▶ [The problem] Copy out each line of the material below with no changes.

--- Begin Data to process ---

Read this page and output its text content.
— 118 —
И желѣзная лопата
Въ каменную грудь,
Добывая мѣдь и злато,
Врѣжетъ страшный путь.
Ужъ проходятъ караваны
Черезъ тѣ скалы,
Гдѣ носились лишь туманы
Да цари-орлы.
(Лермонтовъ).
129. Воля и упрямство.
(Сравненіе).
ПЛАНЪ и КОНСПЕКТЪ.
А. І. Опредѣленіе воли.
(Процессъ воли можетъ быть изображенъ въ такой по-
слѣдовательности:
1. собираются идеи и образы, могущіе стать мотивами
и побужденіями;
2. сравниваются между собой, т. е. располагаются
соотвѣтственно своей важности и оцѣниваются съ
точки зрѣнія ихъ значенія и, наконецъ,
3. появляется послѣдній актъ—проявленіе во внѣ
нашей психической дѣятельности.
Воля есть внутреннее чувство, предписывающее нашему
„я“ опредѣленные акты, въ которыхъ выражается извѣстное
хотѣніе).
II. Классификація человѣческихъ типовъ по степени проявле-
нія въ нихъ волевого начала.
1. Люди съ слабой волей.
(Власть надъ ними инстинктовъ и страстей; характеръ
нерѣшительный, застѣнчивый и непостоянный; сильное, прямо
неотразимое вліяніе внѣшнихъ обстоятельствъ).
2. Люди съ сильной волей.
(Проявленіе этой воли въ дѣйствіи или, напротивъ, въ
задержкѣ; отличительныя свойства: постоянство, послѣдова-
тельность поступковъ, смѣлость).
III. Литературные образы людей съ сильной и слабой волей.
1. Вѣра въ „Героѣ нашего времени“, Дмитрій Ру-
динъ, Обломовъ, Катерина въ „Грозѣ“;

--- End Data to process ---

▶ [Worked solution]
Read this page and output its text content.
— 118 —
И желѣзная лопата
Въ каменную грудь,
Добывая мѣдь и злато,
Врѣжетъ страшный путь.
Ужъ проходятъ караваны
Черезъ тѣ скалы,
Гдѣ носились лишь туманы
Да цари-орлы.
(Лермонтовъ).
129. Воля и упрямство.
(Сравненіе).
ПЛАНЪ и КОНСПЕКТЪ.
А. І. Опредѣленіе воли.
(Процессъ воли можетъ быть изображенъ въ такой по-
слѣдовательности:
1. собираются идеи и образы, могущіе стать мотивами
и побужденіями;
2. сравниваются между собой, т. е. располагаются
соотвѣтственно своей важности и оцѣниваются съ
точки зрѣнія ихъ значенія и, наконецъ,
3. появляется послѣдній актъ—проявленіе во внѣ
нашей психической дѣятельности.
Воля есть внутреннее чувство, предписывающее нашему
„я“ опредѣленные акты, въ которыхъ выражается извѣстное
хотѣніе).
II. Классификація человѣческихъ типовъ по степени проявле-
нія въ нихъ волевого начала.
1. Люди съ слабой волей.
(Власть надъ ними инстинктовъ и страстей; характеръ
нерѣшительный, застѣнчивый и непостоянный; сильное, прямо
неотразимое вліяніе внѣшнихъ обстоятельствъ).
2. Люди съ сильной волей.
(Проявленіе этой воли въ дѣйствіи или, напротивъ, въ
задержкѣ; отличительныя свойства: постоянство, послѣдова-
тельность поступковъ, смѣлость).
III. Литературные образы людей съ сильной и слабой волей.
1. Вѣра въ „Героѣ нашего времени“, Дмитрій Ру-
динъ, Обломовъ, Катерина въ „Грозѣ“;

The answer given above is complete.